Figure contents as structured data:
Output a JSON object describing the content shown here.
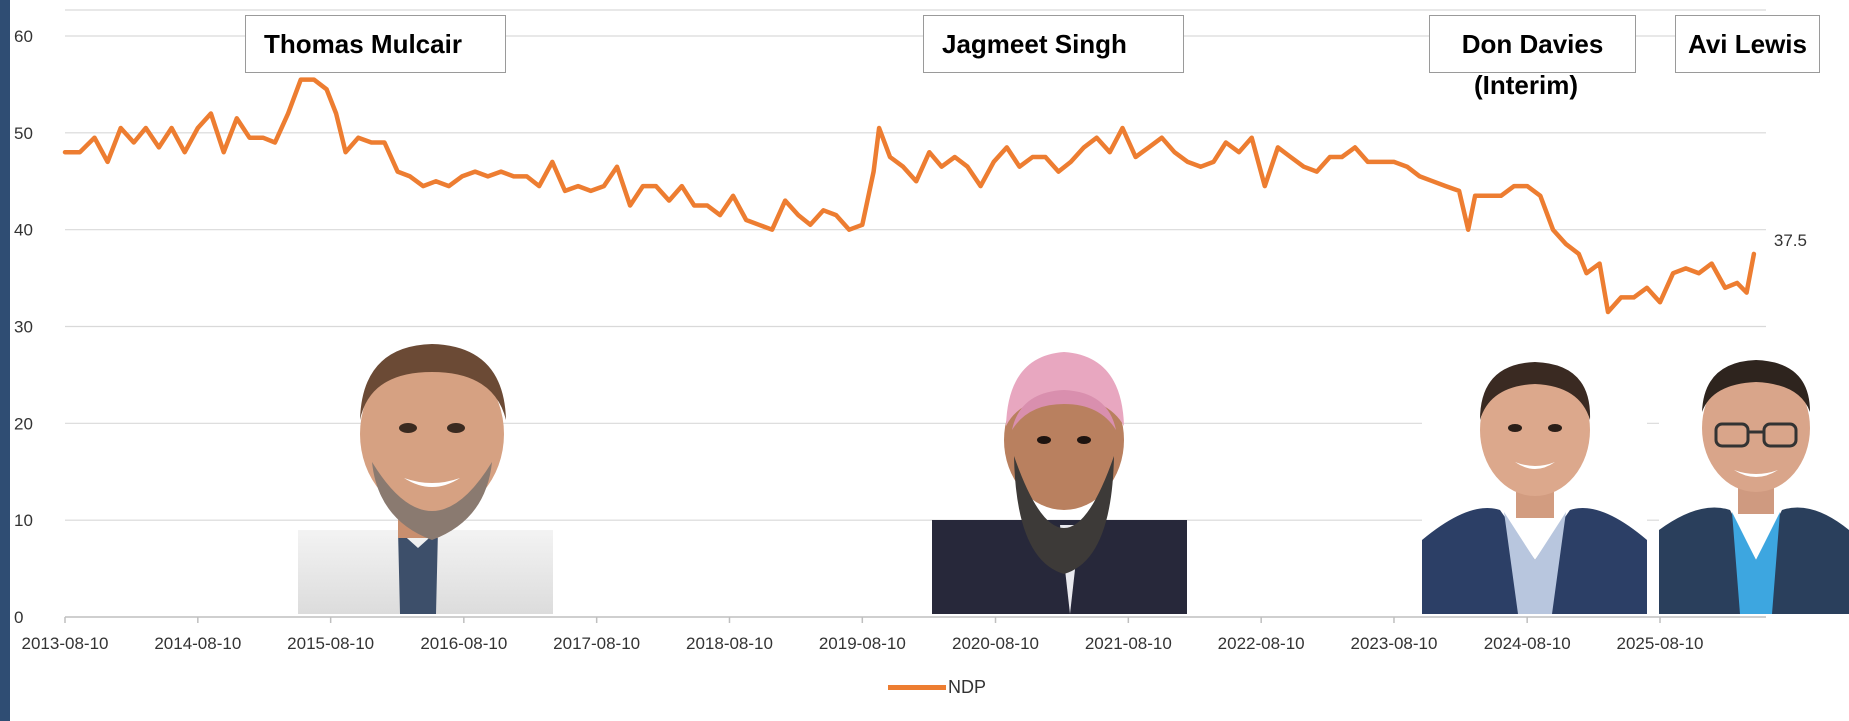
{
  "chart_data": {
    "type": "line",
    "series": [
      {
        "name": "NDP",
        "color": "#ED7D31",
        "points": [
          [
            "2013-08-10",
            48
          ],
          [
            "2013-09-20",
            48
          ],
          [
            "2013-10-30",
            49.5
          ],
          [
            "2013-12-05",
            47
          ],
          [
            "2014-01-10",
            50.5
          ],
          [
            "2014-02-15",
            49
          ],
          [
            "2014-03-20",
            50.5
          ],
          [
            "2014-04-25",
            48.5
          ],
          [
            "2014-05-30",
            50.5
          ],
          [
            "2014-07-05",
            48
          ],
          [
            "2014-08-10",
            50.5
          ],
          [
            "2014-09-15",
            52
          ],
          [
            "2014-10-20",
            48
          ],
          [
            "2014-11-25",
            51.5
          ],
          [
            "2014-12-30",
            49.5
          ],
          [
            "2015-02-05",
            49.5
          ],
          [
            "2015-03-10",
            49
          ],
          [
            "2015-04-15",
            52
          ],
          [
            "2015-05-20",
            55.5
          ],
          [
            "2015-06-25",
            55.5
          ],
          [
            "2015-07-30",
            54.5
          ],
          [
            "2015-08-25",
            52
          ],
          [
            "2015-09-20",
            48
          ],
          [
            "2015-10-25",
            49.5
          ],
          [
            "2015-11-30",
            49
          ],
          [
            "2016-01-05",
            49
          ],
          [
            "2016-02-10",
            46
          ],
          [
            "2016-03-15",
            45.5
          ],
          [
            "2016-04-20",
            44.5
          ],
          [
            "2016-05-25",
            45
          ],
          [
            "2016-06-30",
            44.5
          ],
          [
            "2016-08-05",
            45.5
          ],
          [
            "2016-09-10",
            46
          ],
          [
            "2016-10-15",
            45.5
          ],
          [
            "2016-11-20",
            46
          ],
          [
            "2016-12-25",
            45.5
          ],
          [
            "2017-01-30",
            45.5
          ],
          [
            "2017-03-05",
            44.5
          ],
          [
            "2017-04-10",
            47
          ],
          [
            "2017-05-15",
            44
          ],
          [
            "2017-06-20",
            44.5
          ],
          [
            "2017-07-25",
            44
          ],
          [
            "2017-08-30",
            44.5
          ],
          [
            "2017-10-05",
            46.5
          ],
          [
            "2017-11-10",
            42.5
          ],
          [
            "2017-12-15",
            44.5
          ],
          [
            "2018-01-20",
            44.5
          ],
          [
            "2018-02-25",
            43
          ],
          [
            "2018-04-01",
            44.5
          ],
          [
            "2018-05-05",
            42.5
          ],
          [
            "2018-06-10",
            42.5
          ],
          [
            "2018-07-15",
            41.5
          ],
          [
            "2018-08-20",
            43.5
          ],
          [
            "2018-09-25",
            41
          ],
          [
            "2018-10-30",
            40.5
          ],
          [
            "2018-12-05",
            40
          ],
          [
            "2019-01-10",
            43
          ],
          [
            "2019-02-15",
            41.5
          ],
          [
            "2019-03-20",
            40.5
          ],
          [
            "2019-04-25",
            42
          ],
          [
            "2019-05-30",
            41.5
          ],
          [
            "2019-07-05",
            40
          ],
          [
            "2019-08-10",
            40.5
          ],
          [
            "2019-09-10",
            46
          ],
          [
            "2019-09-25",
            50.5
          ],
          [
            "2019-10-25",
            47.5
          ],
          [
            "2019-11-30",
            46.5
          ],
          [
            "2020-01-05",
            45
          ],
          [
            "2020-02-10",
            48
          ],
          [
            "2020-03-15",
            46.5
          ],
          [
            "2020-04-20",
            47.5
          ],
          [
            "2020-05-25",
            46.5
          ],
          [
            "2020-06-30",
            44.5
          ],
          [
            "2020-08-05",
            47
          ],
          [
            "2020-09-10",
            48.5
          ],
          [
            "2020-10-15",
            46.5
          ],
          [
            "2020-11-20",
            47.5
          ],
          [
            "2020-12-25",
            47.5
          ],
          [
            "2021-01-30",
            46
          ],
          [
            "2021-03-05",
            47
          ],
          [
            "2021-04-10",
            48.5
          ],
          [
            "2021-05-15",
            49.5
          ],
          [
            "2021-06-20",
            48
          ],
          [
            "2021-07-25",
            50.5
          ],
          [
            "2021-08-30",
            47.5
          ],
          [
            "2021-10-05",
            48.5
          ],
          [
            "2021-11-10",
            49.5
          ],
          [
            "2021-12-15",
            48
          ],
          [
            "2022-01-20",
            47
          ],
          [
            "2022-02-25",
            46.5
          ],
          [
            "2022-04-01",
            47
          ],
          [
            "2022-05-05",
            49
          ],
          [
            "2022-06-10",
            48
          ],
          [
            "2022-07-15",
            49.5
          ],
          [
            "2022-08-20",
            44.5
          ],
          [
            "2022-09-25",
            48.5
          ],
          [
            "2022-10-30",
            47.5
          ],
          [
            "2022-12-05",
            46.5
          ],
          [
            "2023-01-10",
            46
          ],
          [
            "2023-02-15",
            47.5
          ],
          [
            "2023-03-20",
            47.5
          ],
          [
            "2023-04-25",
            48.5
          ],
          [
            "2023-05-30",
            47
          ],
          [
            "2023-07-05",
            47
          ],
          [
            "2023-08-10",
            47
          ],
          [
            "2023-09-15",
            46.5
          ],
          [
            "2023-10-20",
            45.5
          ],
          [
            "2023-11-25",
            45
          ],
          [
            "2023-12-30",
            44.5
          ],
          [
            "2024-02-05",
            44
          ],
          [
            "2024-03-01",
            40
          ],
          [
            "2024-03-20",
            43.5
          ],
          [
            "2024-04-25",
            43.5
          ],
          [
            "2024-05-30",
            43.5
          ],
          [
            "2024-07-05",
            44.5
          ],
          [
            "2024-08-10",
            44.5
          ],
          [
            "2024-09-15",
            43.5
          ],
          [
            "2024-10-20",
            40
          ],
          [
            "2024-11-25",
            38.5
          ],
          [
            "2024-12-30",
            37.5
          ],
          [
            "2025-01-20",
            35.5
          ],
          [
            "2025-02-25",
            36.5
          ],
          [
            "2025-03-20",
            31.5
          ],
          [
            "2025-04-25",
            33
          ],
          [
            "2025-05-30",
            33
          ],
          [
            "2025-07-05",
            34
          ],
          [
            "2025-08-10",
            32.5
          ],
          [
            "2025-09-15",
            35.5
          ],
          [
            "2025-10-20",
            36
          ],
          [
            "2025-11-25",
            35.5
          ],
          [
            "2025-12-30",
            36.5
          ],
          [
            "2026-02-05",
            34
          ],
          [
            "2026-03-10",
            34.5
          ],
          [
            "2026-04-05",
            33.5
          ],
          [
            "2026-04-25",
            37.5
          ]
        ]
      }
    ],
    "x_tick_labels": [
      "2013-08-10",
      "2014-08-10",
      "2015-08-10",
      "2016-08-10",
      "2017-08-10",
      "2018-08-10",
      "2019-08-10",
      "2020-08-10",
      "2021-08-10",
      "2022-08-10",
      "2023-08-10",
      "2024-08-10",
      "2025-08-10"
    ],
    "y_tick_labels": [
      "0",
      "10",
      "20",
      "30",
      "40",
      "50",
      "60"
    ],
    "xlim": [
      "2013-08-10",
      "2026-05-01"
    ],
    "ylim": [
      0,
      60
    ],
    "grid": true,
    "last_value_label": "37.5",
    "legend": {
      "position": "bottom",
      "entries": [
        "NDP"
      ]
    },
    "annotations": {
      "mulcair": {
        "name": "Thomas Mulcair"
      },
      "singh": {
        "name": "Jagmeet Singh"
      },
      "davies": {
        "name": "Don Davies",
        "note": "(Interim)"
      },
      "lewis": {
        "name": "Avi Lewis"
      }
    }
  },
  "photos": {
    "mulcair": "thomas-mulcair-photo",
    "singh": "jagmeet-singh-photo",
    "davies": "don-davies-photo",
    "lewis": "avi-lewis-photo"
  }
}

--

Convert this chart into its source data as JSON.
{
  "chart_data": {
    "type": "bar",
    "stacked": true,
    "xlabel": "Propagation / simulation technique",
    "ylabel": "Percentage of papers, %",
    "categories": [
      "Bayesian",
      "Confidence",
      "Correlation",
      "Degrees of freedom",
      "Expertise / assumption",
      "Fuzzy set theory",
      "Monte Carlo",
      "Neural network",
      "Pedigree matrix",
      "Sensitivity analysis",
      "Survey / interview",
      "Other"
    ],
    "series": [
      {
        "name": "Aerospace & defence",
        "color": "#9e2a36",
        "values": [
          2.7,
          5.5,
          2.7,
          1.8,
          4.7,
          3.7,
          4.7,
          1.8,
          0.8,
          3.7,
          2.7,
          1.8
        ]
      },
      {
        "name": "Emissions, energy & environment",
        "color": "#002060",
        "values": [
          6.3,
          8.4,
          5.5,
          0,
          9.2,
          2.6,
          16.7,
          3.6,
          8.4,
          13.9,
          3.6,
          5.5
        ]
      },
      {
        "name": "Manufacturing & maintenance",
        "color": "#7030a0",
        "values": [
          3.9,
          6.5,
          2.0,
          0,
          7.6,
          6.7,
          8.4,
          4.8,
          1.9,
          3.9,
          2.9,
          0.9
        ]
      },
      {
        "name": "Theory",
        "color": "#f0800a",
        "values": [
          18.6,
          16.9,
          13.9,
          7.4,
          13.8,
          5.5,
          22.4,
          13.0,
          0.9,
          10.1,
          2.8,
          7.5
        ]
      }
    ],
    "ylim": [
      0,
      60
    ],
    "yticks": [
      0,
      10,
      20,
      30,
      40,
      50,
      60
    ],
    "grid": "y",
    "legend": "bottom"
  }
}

Your task:
Find the lines with the string "name" and reproduce them.

Worked answer:
        "name": "NDP",
        "name": "Thomas Mulcair"
        "name": "Jagmeet Singh"
        "name": "Don Davies",
        "name": "Avi Lewis"
        "name": "Aerospace & defence",
        "name": "Emissions, energy & environment",
        "name": "Manufacturing & maintenance",
        "name": "Theory",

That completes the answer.